▶ **TASK INSTRUCTIONS**: Scan the records for the string "числитель"; copy each line where it occurs.

* start MATERIAL FOR THE TASK *

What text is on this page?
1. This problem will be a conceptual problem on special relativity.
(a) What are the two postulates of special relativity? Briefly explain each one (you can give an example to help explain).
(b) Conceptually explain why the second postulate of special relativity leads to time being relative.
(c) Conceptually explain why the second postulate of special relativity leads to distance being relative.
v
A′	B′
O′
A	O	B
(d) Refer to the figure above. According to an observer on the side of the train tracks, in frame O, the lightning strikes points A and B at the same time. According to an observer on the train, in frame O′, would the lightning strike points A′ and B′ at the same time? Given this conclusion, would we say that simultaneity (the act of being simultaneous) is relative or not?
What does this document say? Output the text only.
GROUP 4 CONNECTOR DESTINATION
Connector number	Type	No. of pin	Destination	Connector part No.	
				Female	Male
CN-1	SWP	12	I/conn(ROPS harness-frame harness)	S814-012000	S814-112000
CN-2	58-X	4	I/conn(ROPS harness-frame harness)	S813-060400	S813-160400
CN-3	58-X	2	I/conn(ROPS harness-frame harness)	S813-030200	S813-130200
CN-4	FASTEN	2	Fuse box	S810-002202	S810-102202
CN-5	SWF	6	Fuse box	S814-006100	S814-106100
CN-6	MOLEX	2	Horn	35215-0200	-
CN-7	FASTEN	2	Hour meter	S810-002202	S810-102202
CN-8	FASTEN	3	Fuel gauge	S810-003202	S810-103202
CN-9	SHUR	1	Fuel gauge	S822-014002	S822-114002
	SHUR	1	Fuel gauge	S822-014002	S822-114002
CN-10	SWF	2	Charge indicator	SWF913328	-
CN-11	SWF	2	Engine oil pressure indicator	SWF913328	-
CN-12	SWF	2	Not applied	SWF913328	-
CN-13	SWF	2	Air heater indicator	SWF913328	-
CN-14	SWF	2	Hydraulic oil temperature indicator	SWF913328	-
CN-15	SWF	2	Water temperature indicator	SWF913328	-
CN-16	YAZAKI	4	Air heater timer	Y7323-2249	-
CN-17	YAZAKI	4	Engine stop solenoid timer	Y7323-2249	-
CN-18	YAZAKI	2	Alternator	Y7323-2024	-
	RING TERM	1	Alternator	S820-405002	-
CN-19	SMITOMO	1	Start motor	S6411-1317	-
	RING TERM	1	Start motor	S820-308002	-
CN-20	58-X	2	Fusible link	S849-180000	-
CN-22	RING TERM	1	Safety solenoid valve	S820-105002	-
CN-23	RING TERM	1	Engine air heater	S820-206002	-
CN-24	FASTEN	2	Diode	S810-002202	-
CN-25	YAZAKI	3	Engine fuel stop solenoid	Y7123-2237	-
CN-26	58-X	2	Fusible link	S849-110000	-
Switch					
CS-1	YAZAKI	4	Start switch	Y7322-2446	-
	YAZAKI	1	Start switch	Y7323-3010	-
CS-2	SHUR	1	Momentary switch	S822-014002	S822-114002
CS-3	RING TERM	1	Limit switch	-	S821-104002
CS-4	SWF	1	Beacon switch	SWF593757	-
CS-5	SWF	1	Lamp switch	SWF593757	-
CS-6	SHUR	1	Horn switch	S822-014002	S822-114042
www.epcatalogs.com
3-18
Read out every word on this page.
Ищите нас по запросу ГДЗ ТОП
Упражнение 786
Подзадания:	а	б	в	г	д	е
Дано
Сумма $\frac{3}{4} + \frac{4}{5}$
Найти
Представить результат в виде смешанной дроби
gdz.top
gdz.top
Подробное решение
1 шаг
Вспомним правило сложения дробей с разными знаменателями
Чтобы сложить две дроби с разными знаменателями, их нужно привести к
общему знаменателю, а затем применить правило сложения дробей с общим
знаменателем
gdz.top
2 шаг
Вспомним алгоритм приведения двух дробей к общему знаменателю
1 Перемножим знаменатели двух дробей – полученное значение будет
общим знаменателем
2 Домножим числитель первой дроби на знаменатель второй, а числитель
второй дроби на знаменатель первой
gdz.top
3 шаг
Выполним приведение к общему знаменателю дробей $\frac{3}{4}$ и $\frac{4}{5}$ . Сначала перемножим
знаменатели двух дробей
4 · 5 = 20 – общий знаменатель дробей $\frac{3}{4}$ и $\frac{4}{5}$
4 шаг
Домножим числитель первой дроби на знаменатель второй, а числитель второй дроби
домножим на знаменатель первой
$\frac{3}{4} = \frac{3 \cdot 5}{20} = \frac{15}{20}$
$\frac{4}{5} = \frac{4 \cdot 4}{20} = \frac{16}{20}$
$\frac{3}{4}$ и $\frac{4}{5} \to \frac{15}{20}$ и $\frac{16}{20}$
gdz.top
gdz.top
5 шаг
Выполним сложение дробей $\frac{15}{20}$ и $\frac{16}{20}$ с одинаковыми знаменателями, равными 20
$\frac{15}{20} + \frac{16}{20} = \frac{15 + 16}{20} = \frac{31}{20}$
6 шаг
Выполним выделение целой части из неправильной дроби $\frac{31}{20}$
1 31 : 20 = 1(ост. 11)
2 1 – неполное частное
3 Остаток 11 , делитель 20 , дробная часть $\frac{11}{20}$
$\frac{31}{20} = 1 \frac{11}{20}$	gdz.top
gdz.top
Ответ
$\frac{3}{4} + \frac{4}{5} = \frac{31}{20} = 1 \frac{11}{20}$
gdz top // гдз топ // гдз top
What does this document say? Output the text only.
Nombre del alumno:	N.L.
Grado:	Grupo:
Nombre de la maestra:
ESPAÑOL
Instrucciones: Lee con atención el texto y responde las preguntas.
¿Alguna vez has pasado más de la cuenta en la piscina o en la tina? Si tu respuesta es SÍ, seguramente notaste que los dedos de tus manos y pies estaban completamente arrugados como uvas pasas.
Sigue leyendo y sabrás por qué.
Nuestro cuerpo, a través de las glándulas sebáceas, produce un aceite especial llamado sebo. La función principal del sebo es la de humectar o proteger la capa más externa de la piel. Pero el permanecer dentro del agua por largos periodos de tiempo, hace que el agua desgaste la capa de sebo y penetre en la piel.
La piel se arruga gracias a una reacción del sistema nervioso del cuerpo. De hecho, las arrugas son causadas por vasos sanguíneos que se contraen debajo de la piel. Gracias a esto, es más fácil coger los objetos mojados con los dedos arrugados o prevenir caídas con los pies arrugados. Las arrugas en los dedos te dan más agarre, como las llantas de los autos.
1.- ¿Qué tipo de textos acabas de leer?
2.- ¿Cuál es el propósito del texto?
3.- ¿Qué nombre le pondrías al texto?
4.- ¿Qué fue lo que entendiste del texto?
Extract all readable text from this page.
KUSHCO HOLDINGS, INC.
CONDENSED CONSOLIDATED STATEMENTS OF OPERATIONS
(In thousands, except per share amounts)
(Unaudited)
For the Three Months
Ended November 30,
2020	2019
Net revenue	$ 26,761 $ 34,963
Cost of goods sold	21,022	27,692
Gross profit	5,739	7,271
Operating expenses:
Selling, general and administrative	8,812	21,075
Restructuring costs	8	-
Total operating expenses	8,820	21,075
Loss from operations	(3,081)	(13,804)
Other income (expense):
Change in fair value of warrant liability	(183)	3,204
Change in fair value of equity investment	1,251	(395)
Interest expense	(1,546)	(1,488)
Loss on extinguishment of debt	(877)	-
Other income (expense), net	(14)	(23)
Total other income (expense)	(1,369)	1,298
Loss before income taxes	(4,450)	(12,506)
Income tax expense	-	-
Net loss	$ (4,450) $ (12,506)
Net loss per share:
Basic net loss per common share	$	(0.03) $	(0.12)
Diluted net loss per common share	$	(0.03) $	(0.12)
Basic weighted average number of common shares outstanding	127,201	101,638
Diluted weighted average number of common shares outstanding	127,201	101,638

* end MATERIAL FOR THE TASK *

▶ **TASK RESULT**:
2 Домножим числитель первой дроби на знаменатель второй, а числитель
Домножим числитель первой дроби на знаменатель второй, а числитель второй дроби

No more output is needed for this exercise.